** START OF Given records **

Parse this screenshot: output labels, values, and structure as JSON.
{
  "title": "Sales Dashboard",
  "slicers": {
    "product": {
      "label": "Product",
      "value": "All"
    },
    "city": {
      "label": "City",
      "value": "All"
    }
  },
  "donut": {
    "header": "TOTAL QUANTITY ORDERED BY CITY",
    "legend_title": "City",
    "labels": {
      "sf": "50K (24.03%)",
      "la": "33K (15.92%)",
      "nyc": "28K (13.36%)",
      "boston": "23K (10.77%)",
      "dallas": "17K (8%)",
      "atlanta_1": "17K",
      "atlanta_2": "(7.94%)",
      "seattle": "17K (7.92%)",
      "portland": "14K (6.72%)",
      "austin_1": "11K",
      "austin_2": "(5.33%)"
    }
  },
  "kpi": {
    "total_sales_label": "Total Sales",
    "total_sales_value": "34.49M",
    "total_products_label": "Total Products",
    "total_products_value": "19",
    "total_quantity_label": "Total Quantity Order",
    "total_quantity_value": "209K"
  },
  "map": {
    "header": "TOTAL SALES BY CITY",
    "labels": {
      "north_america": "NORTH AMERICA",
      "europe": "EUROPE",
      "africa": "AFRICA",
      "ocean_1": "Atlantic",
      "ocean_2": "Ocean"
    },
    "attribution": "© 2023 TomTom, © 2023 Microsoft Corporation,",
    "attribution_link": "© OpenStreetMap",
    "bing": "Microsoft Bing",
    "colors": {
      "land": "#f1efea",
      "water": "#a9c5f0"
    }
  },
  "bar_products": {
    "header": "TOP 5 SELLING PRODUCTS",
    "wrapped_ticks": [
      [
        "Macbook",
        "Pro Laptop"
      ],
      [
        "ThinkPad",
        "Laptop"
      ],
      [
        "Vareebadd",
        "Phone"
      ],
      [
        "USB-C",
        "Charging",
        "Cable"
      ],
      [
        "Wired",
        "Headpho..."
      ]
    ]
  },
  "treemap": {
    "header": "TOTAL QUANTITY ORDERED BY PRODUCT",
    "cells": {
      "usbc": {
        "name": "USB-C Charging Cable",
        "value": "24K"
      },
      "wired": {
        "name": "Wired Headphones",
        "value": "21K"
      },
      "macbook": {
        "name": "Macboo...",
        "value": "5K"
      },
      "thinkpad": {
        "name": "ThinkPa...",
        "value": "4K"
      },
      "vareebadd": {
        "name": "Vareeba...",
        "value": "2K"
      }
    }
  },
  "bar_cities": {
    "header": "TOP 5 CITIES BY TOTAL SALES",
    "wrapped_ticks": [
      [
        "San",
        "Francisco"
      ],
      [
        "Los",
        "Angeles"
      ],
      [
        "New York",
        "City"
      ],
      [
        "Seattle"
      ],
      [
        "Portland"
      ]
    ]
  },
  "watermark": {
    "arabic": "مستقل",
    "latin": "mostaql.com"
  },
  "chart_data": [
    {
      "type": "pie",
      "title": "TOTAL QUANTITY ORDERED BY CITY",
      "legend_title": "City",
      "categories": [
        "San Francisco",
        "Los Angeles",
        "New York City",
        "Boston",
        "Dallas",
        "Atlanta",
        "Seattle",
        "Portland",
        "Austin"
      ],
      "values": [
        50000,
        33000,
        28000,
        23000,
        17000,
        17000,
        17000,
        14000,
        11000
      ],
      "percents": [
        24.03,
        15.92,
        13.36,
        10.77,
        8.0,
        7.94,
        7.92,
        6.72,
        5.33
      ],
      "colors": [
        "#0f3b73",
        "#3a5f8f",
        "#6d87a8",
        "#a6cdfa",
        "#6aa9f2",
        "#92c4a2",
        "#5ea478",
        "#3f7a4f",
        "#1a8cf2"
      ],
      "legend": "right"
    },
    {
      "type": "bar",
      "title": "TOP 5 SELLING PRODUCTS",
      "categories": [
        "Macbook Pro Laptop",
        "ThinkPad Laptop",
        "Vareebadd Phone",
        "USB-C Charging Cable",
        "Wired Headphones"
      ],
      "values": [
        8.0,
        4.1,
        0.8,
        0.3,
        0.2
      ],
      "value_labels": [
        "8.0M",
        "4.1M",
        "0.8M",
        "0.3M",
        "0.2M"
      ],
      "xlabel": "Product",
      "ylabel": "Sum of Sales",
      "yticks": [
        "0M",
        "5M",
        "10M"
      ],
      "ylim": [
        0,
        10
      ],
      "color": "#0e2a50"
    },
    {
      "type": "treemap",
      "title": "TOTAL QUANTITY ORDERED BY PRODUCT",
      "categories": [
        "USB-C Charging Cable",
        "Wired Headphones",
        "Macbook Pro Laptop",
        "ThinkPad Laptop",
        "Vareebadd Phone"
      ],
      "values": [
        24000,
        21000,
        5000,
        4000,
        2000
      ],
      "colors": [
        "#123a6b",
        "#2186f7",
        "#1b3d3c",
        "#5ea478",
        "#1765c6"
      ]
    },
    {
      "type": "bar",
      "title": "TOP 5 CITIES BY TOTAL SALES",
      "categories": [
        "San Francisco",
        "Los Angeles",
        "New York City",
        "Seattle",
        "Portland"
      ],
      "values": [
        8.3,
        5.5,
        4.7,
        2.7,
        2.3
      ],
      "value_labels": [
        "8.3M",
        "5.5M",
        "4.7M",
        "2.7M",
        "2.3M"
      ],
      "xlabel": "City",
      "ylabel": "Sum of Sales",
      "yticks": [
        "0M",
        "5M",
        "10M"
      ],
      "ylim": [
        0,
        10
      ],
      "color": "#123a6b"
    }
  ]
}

** END OF Given records **

Challenge: Each entry above is to be set down again in exactly the same words.

Solution for this problem:
Parse this screenshot: output labels, values, and structure as JSON.
{
  "title": "Sales Dashboard",
  "slicers": {
    "product": {
      "label": "Product",
      "value": "All"
    },
    "city": {
      "label": "City",
      "value": "All"
    }
  },
  "donut": {
    "header": "TOTAL QUANTITY ORDERED BY CITY",
    "legend_title": "City",
    "labels": {
      "sf": "50K (24.03%)",
      "la": "33K (15.92%)",
      "nyc": "28K (13.36%)",
      "boston": "23K (10.77%)",
      "dallas": "17K (8%)",
      "atlanta_1": "17K",
      "atlanta_2": "(7.94%)",
      "seattle": "17K (7.92%)",
      "portland": "14K (6.72%)",
      "austin_1": "11K",
      "austin_2": "(5.33%)"
    }
  },
  "kpi": {
    "total_sales_label": "Total Sales",
    "total_sales_value": "34.49M",
    "total_products_label": "Total Products",
    "total_products_value": "19",
    "total_quantity_label": "Total Quantity Order",
    "total_quantity_value": "209K"
  },
  "map": {
    "header": "TOTAL SALES BY CITY",
    "labels": {
      "north_america": "NORTH AMERICA",
      "europe": "EUROPE",
      "africa": "AFRICA",
      "ocean_1": "Atlantic",
      "ocean_2": "Ocean"
    },
    "attribution": "© 2023 TomTom, © 2023 Microsoft Corporation,",
    "attribution_link": "© OpenStreetMap",
    "bing": "Microsoft Bing",
    "colors": {
      "land": "#f1efea",
      "water": "#a9c5f0"
    }
  },
  "bar_products": {
    "header": "TOP 5 SELLING PRODUCTS",
    "wrapped_ticks": [
      [
        "Macbook",
        "Pro Laptop"
      ],
      [
        "ThinkPad",
        "Laptop"
      ],
      [
        "Vareebadd",
        "Phone"
      ],
      [
        "USB-C",
        "Charging",
        "Cable"
      ],
      [
        "Wired",
        "Headpho..."
      ]
    ]
  },
  "treemap": {
    "header": "TOTAL QUANTITY ORDERED BY PRODUCT",
    "cells": {
      "usbc": {
        "name": "USB-C Charging Cable",
        "value": "24K"
      },
      "wired": {
        "name": "Wired Headphones",
        "value": "21K"
      },
      "macbook": {
        "name": "Macboo...",
        "value": "5K"
      },
      "thinkpad": {
        "name": "ThinkPa...",
        "value": "4K"
      },
      "vareebadd": {
        "name": "Vareeba...",
        "value": "2K"
      }
    }
  },
  "bar_cities": {
    "header": "TOP 5 CITIES BY TOTAL SALES",
    "wrapped_ticks": [
      [
        "San",
        "Francisco"
      ],
      [
        "Los",
        "Angeles"
      ],
      [
        "New York",
        "City"
      ],
      [
        "Seattle"
      ],
      [
        "Portland"
      ]
    ]
  },
  "watermark": {
    "arabic": "مستقل",
    "latin": "mostaql.com"
  },
  "chart_data": [
    {
      "type": "pie",
      "title": "TOTAL QUANTITY ORDERED BY CITY",
      "legend_title": "City",
      "categories": [
        "San Francisco",
        "Los Angeles",
        "New York City",
        "Boston",
        "Dallas",
        "Atlanta",
        "Seattle",
        "Portland",
        "Austin"
      ],
      "values": [
        50000,
        33000,
        28000,
        23000,
        17000,
        17000,
        17000,
        14000,
        11000
      ],
      "percents": [
        24.03,
        15.92,
        13.36,
        10.77,
        8.0,
        7.94,
        7.92,
        6.72,
        5.33
      ],
      "colors": [
        "#0f3b73",
        "#3a5f8f",
        "#6d87a8",
        "#a6cdfa",
        "#6aa9f2",
        "#92c4a2",
        "#5ea478",
        "#3f7a4f",
        "#1a8cf2"
      ],
      "legend": "right"
    },
    {
      "type": "bar",
      "title": "TOP 5 SELLING PRODUCTS",
      "categories": [
        "Macbook Pro Laptop",
        "ThinkPad Laptop",
        "Vareebadd Phone",
        "USB-C Charging Cable",
        "Wired Headphones"
      ],
      "values": [
        8.0,
        4.1,
        0.8,
        0.3,
        0.2
      ],
      "value_labels": [
        "8.0M",
        "4.1M",
        "0.8M",
        "0.3M",
        "0.2M"
      ],
      "xlabel": "Product",
      "ylabel": "Sum of Sales",
      "yticks": [
        "0M",
        "5M",
        "10M"
      ],
      "ylim": [
        0,
        10
      ],
      "color": "#0e2a50"
    },
    {
      "type": "treemap",
      "title": "TOTAL QUANTITY ORDERED BY PRODUCT",
      "categories": [
        "USB-C Charging Cable",
        "Wired Headphones",
        "Macbook Pro Laptop",
        "ThinkPad Laptop",
        "Vareebadd Phone"
      ],
      "values": [
        24000,
        21000,
        5000,
        4000,
        2000
      ],
      "colors": [
        "#123a6b",
        "#2186f7",
        "#1b3d3c",
        "#5ea478",
        "#1765c6"
      ]
    },
    {
      "type": "bar",
      "title": "TOP 5 CITIES BY TOTAL SALES",
      "categories": [
        "San Francisco",
        "Los Angeles",
        "New York City",
        "Seattle",
        "Portland"
      ],
      "values": [
        8.3,
        5.5,
        4.7,
        2.7,
        2.3
      ],
      "value_labels": [
        "8.3M",
        "5.5M",
        "4.7M",
        "2.7M",
        "2.3M"
      ],
      "xlabel": "City",
      "ylabel": "Sum of Sales",
      "yticks": [
        "0M",
        "5M",
        "10M"
      ],
      "ylim": [
        0,
        10
      ],
      "color": "#123a6b"
    }
  ]
}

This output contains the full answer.